TASK GOAL:
Leaving out all images, write out the records that follow exactly.

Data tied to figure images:

>>>>

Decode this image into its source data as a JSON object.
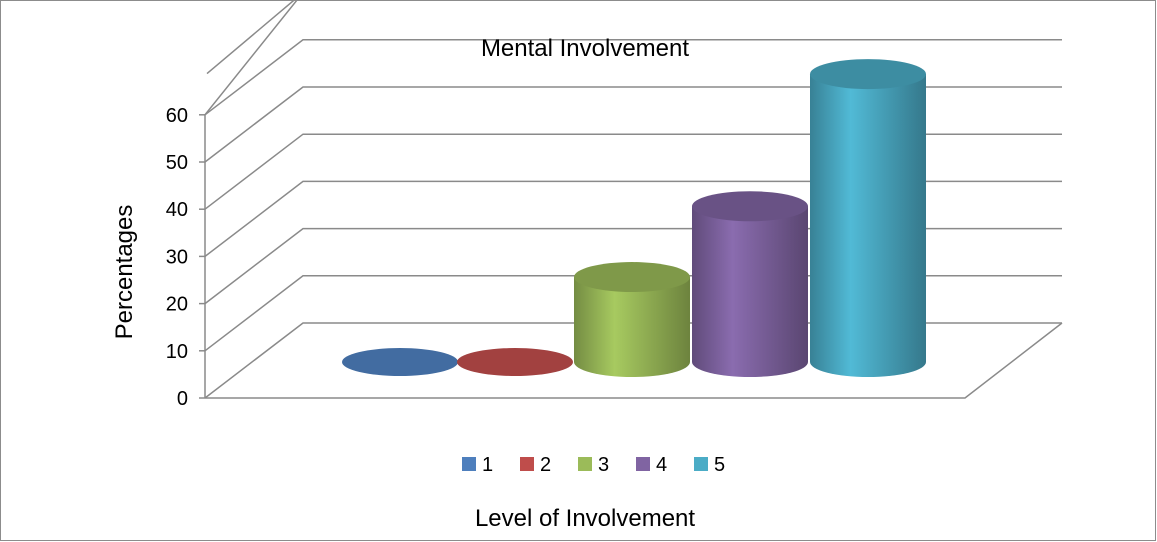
{
  "chart_data": {
    "type": "bar",
    "style": "3d-cylinder",
    "title": "Mental Involvement",
    "xlabel": "Level of Involvement",
    "ylabel": "Percentages",
    "categories": [
      "1",
      "2",
      "3",
      "4",
      "5"
    ],
    "values": [
      0,
      0,
      18,
      33,
      61
    ],
    "colors": [
      "#4e7fbd",
      "#bf4d4b",
      "#9bbb59",
      "#8064a2",
      "#4bacc6"
    ],
    "ylim": [
      0,
      60
    ],
    "yticks": [
      "0",
      "10",
      "20",
      "30",
      "40",
      "50",
      "60"
    ],
    "grid": true,
    "legend_position": "bottom"
  }
}
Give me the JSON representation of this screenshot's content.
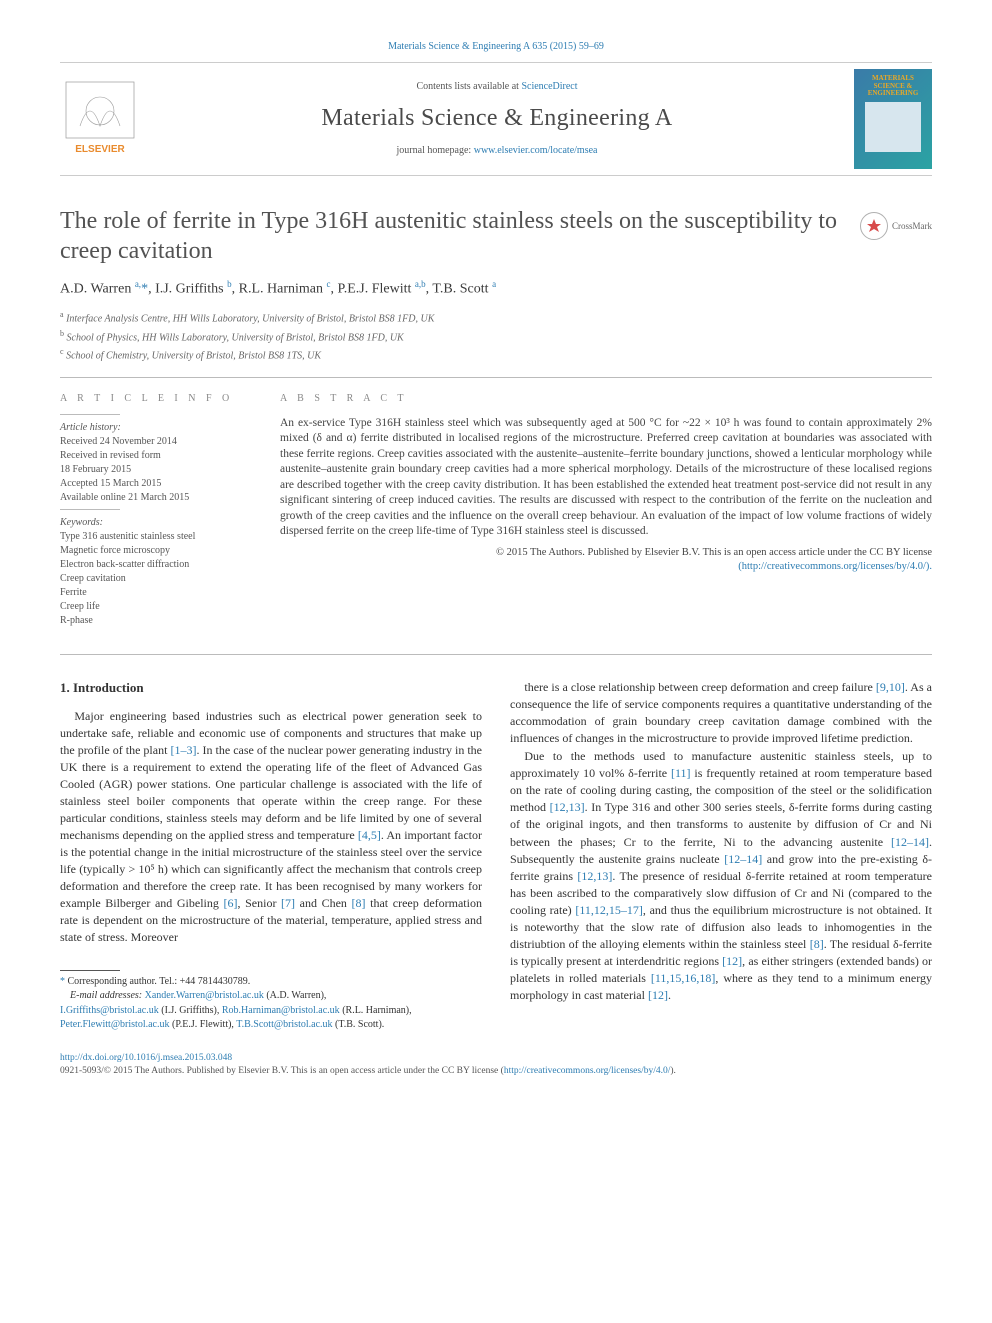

<<<<

EXERCISE ANSWER:
Decode this image into its source data as a JSON object.
{
  "chart_data": {
    "type": "bar",
    "style": "3d-cylinder",
    "title": "Mental Involvement",
    "xlabel": "Level of Involvement",
    "ylabel": "Percentages",
    "categories": [
      "1",
      "2",
      "3",
      "4",
      "5"
    ],
    "values": [
      0,
      0,
      18,
      33,
      61
    ],
    "colors": [
      "#4e7fbd",
      "#bf4d4b",
      "#9bbb59",
      "#8064a2",
      "#4bacc6"
    ],
    "ylim": [
      0,
      60
    ],
    "yticks": [
      "0",
      "10",
      "20",
      "30",
      "40",
      "50",
      "60"
    ],
    "grid": true,
    "legend_position": "bottom"
  }
}
Give me the JSON representation of this screenshot's content.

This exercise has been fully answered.